(Stored data)

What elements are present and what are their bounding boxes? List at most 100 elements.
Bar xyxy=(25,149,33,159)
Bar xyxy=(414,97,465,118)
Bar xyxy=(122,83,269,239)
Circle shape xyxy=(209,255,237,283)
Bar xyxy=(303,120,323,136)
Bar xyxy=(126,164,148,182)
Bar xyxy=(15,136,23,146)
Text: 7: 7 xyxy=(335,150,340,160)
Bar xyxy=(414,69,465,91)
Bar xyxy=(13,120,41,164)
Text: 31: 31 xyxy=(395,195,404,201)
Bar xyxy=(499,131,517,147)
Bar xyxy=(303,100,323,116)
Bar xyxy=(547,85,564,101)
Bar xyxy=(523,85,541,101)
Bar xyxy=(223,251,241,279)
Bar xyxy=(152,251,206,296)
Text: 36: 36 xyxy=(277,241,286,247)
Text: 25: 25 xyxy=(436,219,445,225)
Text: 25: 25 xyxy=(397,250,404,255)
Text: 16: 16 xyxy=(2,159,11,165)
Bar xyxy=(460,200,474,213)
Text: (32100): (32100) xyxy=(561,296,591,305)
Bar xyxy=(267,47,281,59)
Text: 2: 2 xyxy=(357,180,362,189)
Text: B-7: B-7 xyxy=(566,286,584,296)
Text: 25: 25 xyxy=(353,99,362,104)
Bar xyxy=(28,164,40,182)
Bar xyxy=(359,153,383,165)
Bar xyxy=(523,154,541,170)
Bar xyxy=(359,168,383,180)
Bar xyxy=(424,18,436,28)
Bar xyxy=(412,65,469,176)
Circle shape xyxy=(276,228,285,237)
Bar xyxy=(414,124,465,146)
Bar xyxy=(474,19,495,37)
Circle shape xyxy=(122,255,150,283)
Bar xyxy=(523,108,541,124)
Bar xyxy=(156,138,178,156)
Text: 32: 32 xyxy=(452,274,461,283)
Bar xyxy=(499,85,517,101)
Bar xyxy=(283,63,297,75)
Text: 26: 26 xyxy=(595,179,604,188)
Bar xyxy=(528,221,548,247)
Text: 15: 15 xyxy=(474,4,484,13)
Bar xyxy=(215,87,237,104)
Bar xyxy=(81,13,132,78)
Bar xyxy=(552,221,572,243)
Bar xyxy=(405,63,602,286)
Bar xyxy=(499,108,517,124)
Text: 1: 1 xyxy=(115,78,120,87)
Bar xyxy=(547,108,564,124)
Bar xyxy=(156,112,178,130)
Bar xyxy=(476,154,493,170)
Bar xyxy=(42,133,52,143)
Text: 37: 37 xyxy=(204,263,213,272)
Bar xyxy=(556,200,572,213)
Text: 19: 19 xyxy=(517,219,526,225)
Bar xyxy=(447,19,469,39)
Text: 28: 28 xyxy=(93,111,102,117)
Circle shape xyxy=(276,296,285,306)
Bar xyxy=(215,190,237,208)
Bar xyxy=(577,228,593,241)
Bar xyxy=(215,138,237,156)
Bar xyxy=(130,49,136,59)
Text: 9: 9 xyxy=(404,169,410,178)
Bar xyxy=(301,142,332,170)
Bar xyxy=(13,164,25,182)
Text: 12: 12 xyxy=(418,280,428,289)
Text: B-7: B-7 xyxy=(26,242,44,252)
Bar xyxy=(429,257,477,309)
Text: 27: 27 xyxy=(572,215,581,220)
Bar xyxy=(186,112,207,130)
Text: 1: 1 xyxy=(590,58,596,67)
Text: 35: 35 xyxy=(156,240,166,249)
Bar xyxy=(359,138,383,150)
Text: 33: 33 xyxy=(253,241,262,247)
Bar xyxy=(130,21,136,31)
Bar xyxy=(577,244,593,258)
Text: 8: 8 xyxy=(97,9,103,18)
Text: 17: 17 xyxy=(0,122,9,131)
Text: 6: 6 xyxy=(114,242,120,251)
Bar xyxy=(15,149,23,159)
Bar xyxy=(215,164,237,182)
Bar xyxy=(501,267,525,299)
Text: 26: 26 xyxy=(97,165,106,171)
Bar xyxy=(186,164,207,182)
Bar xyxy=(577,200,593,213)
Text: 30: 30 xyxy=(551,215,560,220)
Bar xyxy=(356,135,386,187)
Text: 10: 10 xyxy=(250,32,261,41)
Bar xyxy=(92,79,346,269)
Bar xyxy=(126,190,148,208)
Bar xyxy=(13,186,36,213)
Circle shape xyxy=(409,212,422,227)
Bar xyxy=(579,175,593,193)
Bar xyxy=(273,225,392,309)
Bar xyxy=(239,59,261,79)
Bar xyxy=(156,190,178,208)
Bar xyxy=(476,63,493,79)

To do:
Print the items above again, keeping every line and character unchanged.

Finished exercise:
What elements are present and what are their bounding boxes? List at most 100 elements.
Bar xyxy=(25,149,33,159)
Bar xyxy=(414,97,465,118)
Bar xyxy=(122,83,269,239)
Circle shape xyxy=(209,255,237,283)
Bar xyxy=(303,120,323,136)
Bar xyxy=(126,164,148,182)
Bar xyxy=(15,136,23,146)
Text: 7: 7 xyxy=(335,150,340,160)
Bar xyxy=(414,69,465,91)
Bar xyxy=(13,120,41,164)
Text: 31: 31 xyxy=(395,195,404,201)
Bar xyxy=(499,131,517,147)
Bar xyxy=(303,100,323,116)
Bar xyxy=(547,85,564,101)
Bar xyxy=(523,85,541,101)
Bar xyxy=(223,251,241,279)
Bar xyxy=(152,251,206,296)
Text: 36: 36 xyxy=(277,241,286,247)
Text: 25: 25 xyxy=(436,219,445,225)
Text: 25: 25 xyxy=(397,250,404,255)
Text: 16: 16 xyxy=(2,159,11,165)
Bar xyxy=(460,200,474,213)
Text: (32100): (32100) xyxy=(561,296,591,305)
Bar xyxy=(267,47,281,59)
Text: 2: 2 xyxy=(357,180,362,189)
Text: B-7: B-7 xyxy=(566,286,584,296)
Text: 25: 25 xyxy=(353,99,362,104)
Bar xyxy=(28,164,40,182)
Bar xyxy=(359,153,383,165)
Bar xyxy=(523,154,541,170)
Bar xyxy=(359,168,383,180)
Bar xyxy=(424,18,436,28)
Bar xyxy=(412,65,469,176)
Circle shape xyxy=(276,228,285,237)
Bar xyxy=(414,124,465,146)
Bar xyxy=(474,19,495,37)
Circle shape xyxy=(122,255,150,283)
Bar xyxy=(523,108,541,124)
Bar xyxy=(156,138,178,156)
Text: 32: 32 xyxy=(452,274,461,283)
Bar xyxy=(499,85,517,101)
Bar xyxy=(283,63,297,75)
Text: 26: 26 xyxy=(595,179,604,188)
Bar xyxy=(528,221,548,247)
Text: 15: 15 xyxy=(474,4,484,13)
Bar xyxy=(215,87,237,104)
Bar xyxy=(81,13,132,78)
Bar xyxy=(552,221,572,243)
Bar xyxy=(405,63,602,286)
Bar xyxy=(499,108,517,124)
Text: 1: 1 xyxy=(115,78,120,87)
Bar xyxy=(547,108,564,124)
Bar xyxy=(156,112,178,130)
Bar xyxy=(476,154,493,170)
Bar xyxy=(42,133,52,143)
Text: 37: 37 xyxy=(204,263,213,272)
Bar xyxy=(556,200,572,213)
Text: 19: 19 xyxy=(517,219,526,225)
Bar xyxy=(447,19,469,39)
Text: 28: 28 xyxy=(93,111,102,117)
Circle shape xyxy=(276,296,285,306)
Bar xyxy=(215,190,237,208)
Bar xyxy=(577,228,593,241)
Bar xyxy=(215,138,237,156)
Bar xyxy=(130,49,136,59)
Text: 9: 9 xyxy=(404,169,410,178)
Bar xyxy=(301,142,332,170)
Bar xyxy=(13,164,25,182)
Text: 12: 12 xyxy=(418,280,428,289)
Text: B-7: B-7 xyxy=(26,242,44,252)
Bar xyxy=(429,257,477,309)
Text: 27: 27 xyxy=(572,215,581,220)
Bar xyxy=(186,112,207,130)
Text: 1: 1 xyxy=(590,58,596,67)
Text: 35: 35 xyxy=(156,240,166,249)
Bar xyxy=(359,138,383,150)
Text: 33: 33 xyxy=(253,241,262,247)
Bar xyxy=(130,21,136,31)
Bar xyxy=(577,244,593,258)
Text: 8: 8 xyxy=(97,9,103,18)
Text: 17: 17 xyxy=(0,122,9,131)
Text: 6: 6 xyxy=(114,242,120,251)
Bar xyxy=(15,149,23,159)
Bar xyxy=(215,164,237,182)
Bar xyxy=(501,267,525,299)
Text: 26: 26 xyxy=(97,165,106,171)
Bar xyxy=(186,164,207,182)
Bar xyxy=(577,200,593,213)
Text: 30: 30 xyxy=(551,215,560,220)
Bar xyxy=(356,135,386,187)
Text: 10: 10 xyxy=(250,32,261,41)
Bar xyxy=(92,79,346,269)
Bar xyxy=(126,190,148,208)
Bar xyxy=(13,186,36,213)
Circle shape xyxy=(409,212,422,227)
Bar xyxy=(579,175,593,193)
Bar xyxy=(273,225,392,309)
Bar xyxy=(239,59,261,79)
Bar xyxy=(156,190,178,208)
Bar xyxy=(476,63,493,79)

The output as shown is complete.